__Direction__: Identify all lines below that hold "body" and collect them.

== Data for processing ==

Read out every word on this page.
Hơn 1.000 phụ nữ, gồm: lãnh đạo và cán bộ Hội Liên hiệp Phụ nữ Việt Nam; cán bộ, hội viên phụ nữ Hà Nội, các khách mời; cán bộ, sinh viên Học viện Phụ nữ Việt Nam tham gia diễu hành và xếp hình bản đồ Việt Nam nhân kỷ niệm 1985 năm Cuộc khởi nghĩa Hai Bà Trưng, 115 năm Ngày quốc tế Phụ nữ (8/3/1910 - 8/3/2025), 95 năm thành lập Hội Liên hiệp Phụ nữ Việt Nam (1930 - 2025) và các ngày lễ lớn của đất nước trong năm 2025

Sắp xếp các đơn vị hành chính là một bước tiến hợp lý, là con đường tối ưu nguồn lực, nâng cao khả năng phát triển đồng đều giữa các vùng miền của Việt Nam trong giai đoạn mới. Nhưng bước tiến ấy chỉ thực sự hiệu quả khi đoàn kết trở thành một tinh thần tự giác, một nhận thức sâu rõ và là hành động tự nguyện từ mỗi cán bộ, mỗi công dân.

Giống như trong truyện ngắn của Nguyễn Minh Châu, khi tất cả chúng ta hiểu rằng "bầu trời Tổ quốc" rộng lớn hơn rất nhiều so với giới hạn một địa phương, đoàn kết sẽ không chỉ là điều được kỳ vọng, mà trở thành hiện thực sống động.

===
== Data for processing ==

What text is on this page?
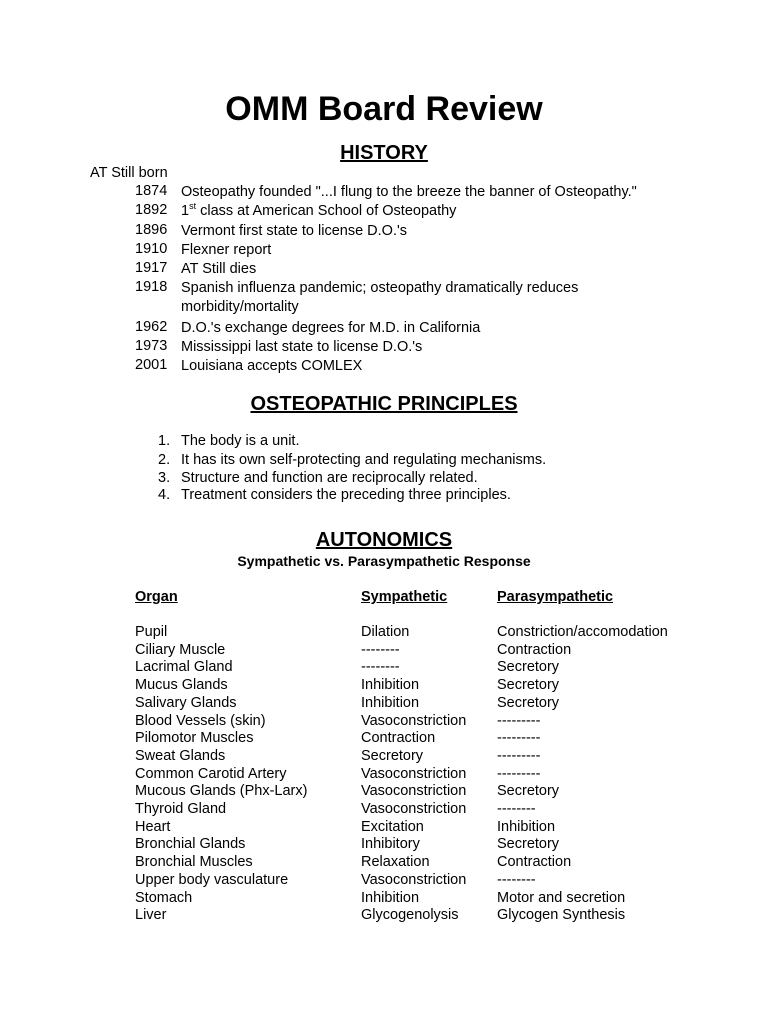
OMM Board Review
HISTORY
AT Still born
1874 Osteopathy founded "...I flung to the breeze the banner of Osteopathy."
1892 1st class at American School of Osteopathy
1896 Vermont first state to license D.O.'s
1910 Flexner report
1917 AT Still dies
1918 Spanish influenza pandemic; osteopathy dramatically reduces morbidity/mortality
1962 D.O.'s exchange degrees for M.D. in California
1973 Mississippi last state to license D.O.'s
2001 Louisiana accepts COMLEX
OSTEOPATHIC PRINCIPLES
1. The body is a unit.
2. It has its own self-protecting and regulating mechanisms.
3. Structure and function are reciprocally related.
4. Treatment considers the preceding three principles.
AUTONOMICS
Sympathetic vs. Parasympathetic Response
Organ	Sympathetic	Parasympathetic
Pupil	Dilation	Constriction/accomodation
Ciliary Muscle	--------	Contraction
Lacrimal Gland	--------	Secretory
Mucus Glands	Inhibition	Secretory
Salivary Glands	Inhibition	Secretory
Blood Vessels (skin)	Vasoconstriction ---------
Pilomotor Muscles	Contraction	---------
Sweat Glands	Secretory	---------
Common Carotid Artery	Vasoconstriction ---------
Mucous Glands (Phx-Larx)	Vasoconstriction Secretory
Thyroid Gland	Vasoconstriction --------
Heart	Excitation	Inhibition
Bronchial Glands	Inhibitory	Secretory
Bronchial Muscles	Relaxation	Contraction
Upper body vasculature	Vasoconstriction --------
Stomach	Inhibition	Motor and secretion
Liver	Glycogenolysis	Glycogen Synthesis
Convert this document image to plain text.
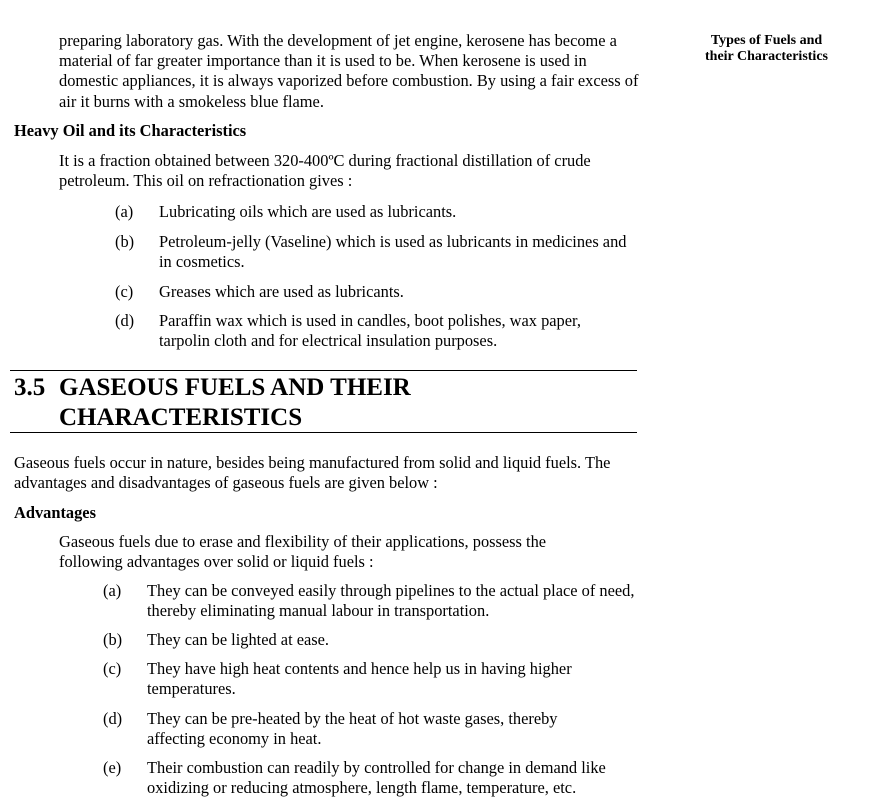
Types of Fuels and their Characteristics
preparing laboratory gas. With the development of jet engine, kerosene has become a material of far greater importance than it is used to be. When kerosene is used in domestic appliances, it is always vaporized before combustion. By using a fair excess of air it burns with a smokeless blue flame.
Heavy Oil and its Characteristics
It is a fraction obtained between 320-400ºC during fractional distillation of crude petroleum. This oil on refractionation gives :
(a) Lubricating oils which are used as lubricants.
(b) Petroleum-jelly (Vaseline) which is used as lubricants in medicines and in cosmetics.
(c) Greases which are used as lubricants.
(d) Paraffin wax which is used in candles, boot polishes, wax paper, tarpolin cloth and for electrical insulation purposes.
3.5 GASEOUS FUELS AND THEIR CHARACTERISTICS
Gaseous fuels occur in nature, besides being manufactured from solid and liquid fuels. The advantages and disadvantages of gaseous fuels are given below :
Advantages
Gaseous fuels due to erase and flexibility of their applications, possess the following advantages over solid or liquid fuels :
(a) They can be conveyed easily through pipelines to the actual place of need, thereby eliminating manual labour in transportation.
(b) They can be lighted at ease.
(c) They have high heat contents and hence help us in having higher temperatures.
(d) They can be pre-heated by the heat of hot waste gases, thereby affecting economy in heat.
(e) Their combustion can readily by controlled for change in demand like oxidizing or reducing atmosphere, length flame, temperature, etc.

===

__The solution__:
1. The body is a unit.
Upper body vasculature	Vasoconstriction --------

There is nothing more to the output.